Excerpt to read:

The hygiene hypothesis has also been called the "microbiome depletion theory", "microbial diversity hypothesis", and the "lost friends theory".[2] Experts have proposed a different name to recognize the importance of hygiene in avoiding pathogens, and instead promote "targeted hygiene".[1]



The original formulation of the hygiene hypothesis dates from 1989 when David Strachan proposed that lower incidence of infection in early childhood could be an explanation for the rapid 20th century rise in allergic diseases such as asthma and hay fever.[3]

It is now also recognised that the "reduced microbial exposure" concept applies to a much broader range of chronic inflammatory diseases than asthma and hay fever, which includes diseases such as type 1 diabetes[4] and multiple sclerosis,[5] and also some types of depression[5][6] and cancer.[7][specify]

In 2003 Graham Rook proposed the "old friends hypothesis" which some claim offers a more rational explanation for the link between microbial exposure and inflammatory disorders.[8] He argues that the vital microbial exposures are not colds, influenza, measles and other common childhood infections which have evolved relatively recently over the last 10,000 years, but rather the microbes already present during mammalian and human evolution, that could persist in small hunter gatherer groups as microbiota, tolerated latent infections or carrier states. He proposes that humans have become so dependent on these "old friends" that their immune systems neither develop properly nor function properly without them.

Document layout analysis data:
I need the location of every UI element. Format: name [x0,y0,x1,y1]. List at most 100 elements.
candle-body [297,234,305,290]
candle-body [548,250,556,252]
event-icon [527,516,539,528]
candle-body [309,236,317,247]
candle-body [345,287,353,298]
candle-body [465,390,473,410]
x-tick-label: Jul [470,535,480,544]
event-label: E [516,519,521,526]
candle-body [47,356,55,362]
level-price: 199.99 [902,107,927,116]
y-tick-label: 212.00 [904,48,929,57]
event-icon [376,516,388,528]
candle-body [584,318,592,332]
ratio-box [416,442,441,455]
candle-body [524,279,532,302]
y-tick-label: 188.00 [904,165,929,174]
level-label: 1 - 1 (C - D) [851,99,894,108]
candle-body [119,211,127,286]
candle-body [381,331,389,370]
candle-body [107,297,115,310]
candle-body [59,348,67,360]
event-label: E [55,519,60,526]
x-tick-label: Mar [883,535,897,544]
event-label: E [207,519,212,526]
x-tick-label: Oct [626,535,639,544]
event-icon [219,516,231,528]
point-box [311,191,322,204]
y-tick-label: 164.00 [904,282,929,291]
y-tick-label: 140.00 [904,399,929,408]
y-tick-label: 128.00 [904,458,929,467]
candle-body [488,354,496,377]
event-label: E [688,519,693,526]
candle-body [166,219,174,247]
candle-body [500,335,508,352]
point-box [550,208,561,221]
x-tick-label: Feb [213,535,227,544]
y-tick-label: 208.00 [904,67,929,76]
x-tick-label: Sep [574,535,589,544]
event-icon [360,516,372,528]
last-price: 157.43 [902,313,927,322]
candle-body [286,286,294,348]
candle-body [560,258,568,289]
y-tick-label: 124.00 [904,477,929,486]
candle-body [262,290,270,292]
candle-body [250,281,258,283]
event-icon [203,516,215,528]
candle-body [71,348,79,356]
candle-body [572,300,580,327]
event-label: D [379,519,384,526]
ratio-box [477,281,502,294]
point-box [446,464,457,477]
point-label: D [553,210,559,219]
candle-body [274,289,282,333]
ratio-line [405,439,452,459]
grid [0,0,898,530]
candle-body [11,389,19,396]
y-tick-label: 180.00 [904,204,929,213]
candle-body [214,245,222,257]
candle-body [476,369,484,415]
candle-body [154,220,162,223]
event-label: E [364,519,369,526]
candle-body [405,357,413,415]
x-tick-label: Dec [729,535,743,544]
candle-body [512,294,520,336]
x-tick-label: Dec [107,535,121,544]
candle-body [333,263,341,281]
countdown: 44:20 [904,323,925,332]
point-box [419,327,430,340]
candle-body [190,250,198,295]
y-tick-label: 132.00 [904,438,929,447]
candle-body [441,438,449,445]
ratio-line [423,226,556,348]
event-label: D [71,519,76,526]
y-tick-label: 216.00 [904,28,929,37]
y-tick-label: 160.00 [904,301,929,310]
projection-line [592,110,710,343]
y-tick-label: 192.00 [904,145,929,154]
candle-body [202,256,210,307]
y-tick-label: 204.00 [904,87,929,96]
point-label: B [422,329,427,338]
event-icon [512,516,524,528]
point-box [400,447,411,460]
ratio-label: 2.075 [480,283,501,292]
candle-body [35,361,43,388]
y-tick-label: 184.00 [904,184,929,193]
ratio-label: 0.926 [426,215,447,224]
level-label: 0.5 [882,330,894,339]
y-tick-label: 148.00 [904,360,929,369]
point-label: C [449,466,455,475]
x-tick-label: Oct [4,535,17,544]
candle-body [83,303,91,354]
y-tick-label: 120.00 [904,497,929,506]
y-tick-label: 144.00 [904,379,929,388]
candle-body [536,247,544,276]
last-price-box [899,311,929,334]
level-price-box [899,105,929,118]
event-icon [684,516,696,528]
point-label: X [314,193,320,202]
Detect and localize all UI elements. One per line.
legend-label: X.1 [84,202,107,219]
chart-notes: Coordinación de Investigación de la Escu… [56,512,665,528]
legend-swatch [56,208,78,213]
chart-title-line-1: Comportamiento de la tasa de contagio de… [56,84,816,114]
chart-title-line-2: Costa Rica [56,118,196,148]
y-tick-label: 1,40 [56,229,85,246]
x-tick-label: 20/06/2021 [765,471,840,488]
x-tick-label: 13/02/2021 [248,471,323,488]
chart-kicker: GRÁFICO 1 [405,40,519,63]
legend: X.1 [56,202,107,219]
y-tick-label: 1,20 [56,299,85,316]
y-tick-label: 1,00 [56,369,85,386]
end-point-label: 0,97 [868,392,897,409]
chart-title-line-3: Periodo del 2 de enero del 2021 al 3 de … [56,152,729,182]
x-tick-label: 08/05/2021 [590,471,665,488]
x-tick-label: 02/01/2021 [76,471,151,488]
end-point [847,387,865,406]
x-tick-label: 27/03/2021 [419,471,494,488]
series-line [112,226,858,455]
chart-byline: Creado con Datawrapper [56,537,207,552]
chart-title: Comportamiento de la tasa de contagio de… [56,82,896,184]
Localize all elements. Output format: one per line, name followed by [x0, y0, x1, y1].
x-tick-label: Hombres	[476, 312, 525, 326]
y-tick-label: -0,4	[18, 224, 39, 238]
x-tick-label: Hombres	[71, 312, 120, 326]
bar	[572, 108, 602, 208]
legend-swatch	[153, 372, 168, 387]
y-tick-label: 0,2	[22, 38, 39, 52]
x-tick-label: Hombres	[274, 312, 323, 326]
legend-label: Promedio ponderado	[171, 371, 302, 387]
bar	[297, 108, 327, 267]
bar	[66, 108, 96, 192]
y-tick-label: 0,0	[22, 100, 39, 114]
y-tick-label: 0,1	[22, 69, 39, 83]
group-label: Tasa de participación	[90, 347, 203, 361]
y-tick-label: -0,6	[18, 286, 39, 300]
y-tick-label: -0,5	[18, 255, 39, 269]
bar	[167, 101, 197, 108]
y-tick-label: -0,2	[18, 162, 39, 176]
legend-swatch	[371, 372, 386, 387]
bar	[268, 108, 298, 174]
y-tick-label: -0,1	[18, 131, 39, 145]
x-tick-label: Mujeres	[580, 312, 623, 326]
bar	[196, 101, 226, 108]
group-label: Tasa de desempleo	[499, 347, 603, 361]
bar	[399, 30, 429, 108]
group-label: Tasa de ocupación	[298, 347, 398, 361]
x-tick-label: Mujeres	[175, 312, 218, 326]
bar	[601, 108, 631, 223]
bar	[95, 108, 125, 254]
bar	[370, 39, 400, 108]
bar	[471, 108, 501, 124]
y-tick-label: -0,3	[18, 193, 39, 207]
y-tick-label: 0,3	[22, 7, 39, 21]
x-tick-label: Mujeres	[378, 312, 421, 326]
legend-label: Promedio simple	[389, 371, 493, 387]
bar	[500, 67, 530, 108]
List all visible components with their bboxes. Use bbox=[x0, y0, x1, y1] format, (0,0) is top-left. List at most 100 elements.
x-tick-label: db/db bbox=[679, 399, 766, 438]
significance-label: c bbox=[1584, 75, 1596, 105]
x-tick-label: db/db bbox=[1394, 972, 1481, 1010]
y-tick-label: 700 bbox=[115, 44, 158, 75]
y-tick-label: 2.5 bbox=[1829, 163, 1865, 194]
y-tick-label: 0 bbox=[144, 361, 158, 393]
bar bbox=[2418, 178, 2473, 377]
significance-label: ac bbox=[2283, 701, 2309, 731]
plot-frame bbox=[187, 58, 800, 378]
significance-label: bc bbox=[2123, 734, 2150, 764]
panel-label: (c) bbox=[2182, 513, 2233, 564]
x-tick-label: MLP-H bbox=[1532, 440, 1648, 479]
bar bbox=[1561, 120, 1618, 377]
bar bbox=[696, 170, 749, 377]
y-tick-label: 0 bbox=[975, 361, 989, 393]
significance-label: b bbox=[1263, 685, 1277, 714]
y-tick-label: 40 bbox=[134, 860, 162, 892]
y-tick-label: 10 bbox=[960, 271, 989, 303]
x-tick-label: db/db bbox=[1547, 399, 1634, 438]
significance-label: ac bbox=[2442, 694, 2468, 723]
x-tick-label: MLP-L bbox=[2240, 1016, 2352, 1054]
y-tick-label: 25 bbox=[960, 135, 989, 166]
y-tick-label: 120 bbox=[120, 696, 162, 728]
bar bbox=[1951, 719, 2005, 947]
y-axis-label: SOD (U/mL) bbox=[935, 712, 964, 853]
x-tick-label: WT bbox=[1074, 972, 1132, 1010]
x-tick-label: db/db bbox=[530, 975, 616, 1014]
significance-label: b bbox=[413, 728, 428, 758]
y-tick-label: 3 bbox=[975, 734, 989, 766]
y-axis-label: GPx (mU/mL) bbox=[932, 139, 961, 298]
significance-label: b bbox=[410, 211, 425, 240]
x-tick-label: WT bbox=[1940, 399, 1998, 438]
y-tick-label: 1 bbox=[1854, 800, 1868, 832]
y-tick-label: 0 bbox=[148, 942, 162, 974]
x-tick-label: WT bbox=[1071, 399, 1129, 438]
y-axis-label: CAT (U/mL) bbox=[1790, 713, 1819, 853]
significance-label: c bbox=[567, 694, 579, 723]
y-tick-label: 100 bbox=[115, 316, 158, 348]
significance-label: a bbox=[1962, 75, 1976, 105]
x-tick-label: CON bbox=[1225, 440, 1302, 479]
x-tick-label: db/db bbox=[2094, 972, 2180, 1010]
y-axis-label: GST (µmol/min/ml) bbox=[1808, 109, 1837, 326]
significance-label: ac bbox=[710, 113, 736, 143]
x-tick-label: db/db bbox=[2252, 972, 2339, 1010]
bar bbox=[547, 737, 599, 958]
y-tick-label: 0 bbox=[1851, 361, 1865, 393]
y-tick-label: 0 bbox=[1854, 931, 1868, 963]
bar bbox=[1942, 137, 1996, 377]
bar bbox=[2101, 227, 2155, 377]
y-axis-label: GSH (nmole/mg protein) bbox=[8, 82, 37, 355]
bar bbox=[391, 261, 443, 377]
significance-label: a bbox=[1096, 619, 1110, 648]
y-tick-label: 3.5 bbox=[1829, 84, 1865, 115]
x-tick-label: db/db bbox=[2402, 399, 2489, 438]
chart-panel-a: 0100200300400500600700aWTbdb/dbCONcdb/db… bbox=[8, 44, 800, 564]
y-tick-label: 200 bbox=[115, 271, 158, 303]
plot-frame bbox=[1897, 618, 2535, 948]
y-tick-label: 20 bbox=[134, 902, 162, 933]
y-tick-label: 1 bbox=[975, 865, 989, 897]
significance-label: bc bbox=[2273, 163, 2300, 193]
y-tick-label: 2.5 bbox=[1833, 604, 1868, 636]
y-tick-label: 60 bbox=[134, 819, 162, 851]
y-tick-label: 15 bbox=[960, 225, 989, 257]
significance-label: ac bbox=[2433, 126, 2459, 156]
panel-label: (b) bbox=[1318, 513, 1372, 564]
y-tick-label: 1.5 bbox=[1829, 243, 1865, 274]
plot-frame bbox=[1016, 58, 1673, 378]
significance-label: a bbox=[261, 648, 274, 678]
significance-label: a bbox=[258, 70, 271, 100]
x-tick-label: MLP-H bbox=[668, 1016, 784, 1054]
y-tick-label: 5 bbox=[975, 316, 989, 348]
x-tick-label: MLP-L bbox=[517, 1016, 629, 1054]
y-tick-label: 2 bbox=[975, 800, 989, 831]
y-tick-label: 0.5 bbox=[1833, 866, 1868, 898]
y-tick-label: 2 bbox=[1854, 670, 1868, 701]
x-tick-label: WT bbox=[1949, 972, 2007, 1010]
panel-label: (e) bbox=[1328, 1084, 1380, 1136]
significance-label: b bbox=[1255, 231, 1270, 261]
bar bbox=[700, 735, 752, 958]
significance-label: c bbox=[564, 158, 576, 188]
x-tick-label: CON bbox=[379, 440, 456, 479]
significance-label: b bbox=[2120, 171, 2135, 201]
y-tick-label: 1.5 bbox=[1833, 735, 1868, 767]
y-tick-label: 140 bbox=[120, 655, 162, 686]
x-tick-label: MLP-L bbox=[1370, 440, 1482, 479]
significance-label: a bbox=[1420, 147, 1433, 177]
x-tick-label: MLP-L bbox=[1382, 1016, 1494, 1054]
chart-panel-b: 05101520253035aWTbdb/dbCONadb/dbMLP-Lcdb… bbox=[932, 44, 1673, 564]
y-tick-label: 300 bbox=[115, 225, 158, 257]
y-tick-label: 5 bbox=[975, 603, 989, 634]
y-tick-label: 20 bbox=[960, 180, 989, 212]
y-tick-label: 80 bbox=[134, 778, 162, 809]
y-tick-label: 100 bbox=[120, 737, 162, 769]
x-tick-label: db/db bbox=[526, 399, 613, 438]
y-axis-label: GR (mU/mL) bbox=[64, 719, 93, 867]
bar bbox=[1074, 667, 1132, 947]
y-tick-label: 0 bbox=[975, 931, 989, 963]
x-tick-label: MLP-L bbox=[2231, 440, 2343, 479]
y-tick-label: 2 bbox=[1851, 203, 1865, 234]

Task goal: In the excerpt on the hygiene hypothesis, rewrite the stretch from "In 2003 Graham" through "properly without them.", changing "influenza" to "flu".

Task output:
In 2003 Graham Rook proposed the "old friends hypothesis" which some claim offers a more rational explanation for the link between microbial exposure and inflammatory disorders.[8] He argues that the vital microbial exposures are not colds, flu, measles and other common childhood infections which have evolved relatively recently over the last 10,000 years, but rather the microbes already present during mammalian and human evolution, that could persist in small hunter gatherer groups as microbiota, tolerated latent infections or carrier states. He proposes that humans have become so dependent on these "old friends" that their immune systems neither develop properly nor function properly without them.